◆ **WHAT THE TASK REQUIRES**:
In the listing below, locate the lines that hold the string "name". Copy those lines.

◆ **STORED DATA**:
##############################
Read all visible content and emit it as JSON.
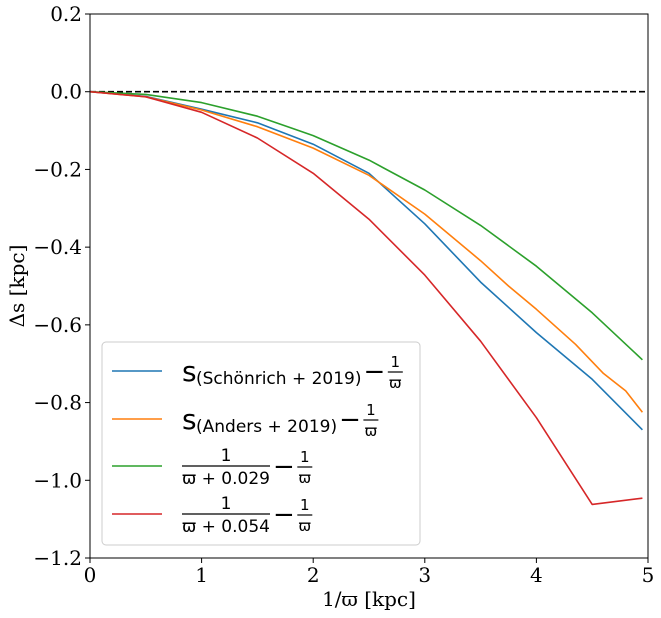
{
  "chart_data": {
    "type": "line",
    "title": "",
    "xlabel": "1/ϖ [kpc]",
    "ylabel": "Δs [kpc]",
    "xlim": [
      0,
      5
    ],
    "ylim": [
      -1.2,
      0.2
    ],
    "xticks": [
      0,
      1,
      2,
      3,
      4,
      5
    ],
    "xtick_labels": [
      "0",
      "1",
      "2",
      "3",
      "4",
      "5"
    ],
    "yticks": [
      0.2,
      0.0,
      -0.2,
      -0.4,
      -0.6,
      -0.8,
      -1.0,
      -1.2
    ],
    "ytick_labels": [
      "0.2",
      "0.0",
      "−0.2",
      "−0.4",
      "−0.6",
      "−0.8",
      "−1.0",
      "−1.2"
    ],
    "reference_line": {
      "y": 0,
      "style": "dashed",
      "color": "#000000"
    },
    "legend_position": "lower-left",
    "series": [
      {
        "name": "s(Schönrich + 2019) − 1/ϖ",
        "legend": {
          "main": "s",
          "sub": "(Schönrich + 2019)",
          "op": " − ",
          "num": "1",
          "den": "ϖ"
        },
        "color": "#1f77b4",
        "x": [
          0,
          0.5,
          1,
          1.5,
          2,
          2.5,
          3,
          3.5,
          4,
          4.5,
          4.95
        ],
        "y": [
          0,
          -0.012,
          -0.045,
          -0.08,
          -0.135,
          -0.21,
          -0.34,
          -0.49,
          -0.62,
          -0.74,
          -0.87
        ]
      },
      {
        "name": "s(Anders + 2019) − 1/ϖ",
        "legend": {
          "main": "s",
          "sub": "(Anders + 2019)",
          "op": " − ",
          "num": "1",
          "den": "ϖ"
        },
        "color": "#ff7f0e",
        "x": [
          0,
          0.5,
          1,
          1.5,
          2,
          2.5,
          3,
          3.5,
          3.75,
          4,
          4.35,
          4.6,
          4.8,
          4.95
        ],
        "y": [
          0,
          -0.013,
          -0.047,
          -0.09,
          -0.145,
          -0.215,
          -0.315,
          -0.435,
          -0.5,
          -0.56,
          -0.65,
          -0.725,
          -0.77,
          -0.825
        ]
      },
      {
        "name": "1/(ϖ + 0.029) − 1/ϖ",
        "legend": {
          "num": "1",
          "den": "ϖ + 0.029",
          "op": " − ",
          "num2": "1",
          "den2": "ϖ"
        },
        "color": "#2ca02c",
        "x": [
          0,
          0.5,
          1,
          1.5,
          2,
          2.5,
          3,
          3.5,
          4,
          4.5,
          4.95
        ],
        "y": [
          0,
          -0.007,
          -0.028,
          -0.063,
          -0.113,
          -0.176,
          -0.253,
          -0.344,
          -0.449,
          -0.569,
          -0.69
        ]
      },
      {
        "name": "1/(ϖ + 0.054) − 1/ϖ",
        "legend": {
          "num": "1",
          "den": "ϖ + 0.054",
          "op": " − ",
          "num2": "1",
          "den2": "ϖ"
        },
        "color": "#d62728",
        "x": [
          0,
          0.5,
          1,
          1.5,
          2,
          2.5,
          3,
          3.5,
          4,
          4.5,
          4.95
        ],
        "y": [
          0,
          -0.013,
          -0.053,
          -0.119,
          -0.21,
          -0.328,
          -0.472,
          -0.642,
          -0.839,
          -1.062,
          -1.046
        ]
      }
    ]
  }
}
##############################
◆ **TASK OUTPUT**:
        "name": "s(Schönrich + 2019) − 1/ϖ",
        "name": "s(Anders + 2019) − 1/ϖ",
        "name": "1/(ϖ + 0.029) − 1/ϖ",
        "name": "1/(ϖ + 0.054) − 1/ϖ",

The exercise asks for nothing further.